** START Data extract **

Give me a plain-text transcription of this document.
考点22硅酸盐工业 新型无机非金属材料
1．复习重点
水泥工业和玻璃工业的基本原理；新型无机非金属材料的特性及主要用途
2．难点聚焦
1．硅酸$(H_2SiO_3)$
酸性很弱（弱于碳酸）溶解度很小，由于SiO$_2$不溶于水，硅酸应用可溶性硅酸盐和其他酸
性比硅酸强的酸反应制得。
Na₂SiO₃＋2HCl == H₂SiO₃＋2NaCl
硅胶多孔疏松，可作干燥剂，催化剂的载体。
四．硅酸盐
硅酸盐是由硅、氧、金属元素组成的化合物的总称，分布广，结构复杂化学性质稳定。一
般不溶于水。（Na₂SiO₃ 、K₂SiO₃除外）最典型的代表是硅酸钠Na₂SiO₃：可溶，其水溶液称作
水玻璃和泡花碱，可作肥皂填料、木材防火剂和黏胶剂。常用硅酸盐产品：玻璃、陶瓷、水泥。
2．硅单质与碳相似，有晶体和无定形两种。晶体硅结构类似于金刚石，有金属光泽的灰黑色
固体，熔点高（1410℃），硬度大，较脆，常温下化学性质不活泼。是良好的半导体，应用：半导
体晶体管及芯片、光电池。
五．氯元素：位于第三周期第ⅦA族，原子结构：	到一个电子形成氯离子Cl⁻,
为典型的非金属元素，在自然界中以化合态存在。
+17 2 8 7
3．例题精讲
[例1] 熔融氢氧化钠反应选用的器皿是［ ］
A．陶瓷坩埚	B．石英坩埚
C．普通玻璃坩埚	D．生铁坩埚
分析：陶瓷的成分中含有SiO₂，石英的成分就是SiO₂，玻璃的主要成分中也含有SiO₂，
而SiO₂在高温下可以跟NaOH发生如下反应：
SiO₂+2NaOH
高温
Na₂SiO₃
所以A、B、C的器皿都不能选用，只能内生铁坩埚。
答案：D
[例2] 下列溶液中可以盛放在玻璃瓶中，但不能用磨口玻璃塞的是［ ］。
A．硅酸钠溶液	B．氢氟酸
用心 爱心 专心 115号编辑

** END Data extract **
** START Data extract **

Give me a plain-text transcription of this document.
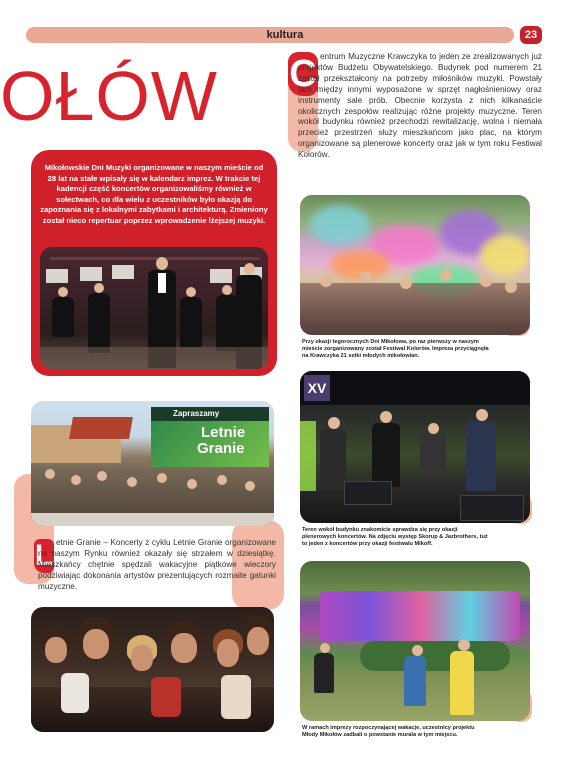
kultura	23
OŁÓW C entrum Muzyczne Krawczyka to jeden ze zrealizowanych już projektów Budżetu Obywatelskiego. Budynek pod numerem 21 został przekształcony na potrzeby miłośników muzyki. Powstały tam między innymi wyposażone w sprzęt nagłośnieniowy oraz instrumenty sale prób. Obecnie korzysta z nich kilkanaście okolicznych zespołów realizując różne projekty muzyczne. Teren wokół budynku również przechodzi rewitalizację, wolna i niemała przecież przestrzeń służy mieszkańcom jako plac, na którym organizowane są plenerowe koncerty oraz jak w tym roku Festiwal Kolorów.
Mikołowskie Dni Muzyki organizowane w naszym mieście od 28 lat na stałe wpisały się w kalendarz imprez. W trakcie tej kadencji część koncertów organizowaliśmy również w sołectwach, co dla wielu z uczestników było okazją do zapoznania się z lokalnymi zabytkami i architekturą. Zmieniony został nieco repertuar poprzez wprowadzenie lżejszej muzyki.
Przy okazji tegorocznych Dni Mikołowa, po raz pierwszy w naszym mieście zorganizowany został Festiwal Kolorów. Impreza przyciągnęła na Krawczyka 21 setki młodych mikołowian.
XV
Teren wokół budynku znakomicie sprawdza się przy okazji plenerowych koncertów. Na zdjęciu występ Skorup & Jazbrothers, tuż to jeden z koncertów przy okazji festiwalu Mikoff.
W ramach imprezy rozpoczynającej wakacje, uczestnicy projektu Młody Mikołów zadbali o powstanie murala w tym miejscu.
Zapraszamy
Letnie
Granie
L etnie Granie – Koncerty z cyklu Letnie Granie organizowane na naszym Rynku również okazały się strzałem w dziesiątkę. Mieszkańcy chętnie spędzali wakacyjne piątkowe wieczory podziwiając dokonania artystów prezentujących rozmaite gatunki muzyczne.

** END Data extract **
** START Data extract **

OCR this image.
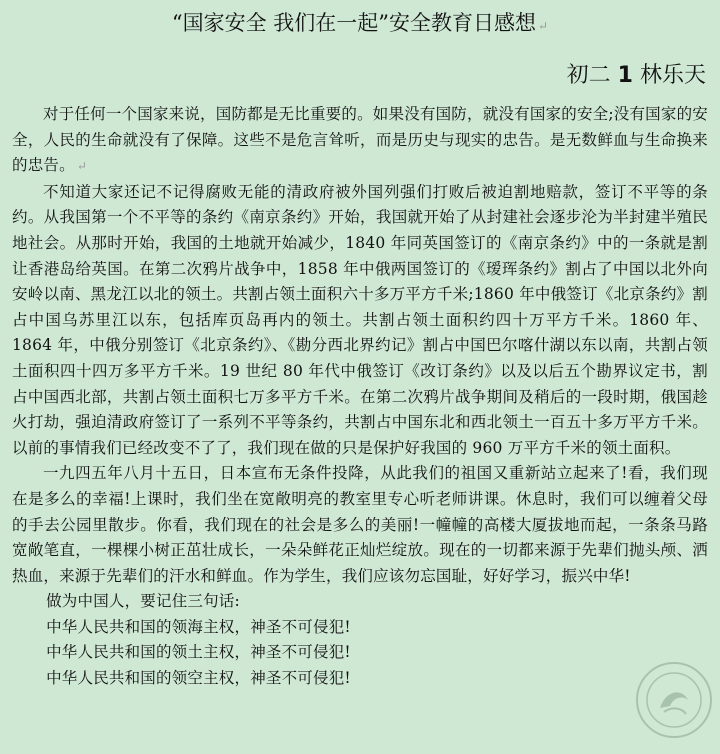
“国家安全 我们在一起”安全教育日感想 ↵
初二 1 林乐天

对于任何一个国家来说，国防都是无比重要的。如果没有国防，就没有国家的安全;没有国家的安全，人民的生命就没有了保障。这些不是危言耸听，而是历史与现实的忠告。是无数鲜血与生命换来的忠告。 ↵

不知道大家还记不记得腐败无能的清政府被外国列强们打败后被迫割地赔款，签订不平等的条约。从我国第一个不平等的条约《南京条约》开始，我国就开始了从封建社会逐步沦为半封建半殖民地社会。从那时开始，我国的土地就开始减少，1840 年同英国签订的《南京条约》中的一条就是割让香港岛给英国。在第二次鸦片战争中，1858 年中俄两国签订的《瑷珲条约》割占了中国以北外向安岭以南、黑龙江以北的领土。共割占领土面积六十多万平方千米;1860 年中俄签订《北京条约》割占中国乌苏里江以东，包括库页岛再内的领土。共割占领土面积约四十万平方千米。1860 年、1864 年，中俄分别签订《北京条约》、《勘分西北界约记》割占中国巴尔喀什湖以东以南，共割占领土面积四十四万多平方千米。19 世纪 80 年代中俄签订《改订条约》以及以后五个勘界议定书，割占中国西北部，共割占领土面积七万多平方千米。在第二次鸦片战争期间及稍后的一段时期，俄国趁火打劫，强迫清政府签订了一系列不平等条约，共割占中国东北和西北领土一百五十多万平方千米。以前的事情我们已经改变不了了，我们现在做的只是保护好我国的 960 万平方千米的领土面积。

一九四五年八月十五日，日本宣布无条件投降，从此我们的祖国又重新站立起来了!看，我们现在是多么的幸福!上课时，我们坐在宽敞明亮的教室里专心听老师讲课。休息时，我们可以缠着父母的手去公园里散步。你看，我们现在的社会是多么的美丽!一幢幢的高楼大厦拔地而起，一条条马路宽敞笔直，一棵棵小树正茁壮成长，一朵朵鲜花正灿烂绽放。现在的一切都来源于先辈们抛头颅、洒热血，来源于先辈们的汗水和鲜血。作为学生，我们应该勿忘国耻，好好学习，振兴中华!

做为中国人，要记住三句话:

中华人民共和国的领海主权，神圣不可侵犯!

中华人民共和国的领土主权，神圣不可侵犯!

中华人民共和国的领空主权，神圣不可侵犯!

** END Data extract **

Reply with nothing except the number of lines in the listing above that include the string "mieście".

2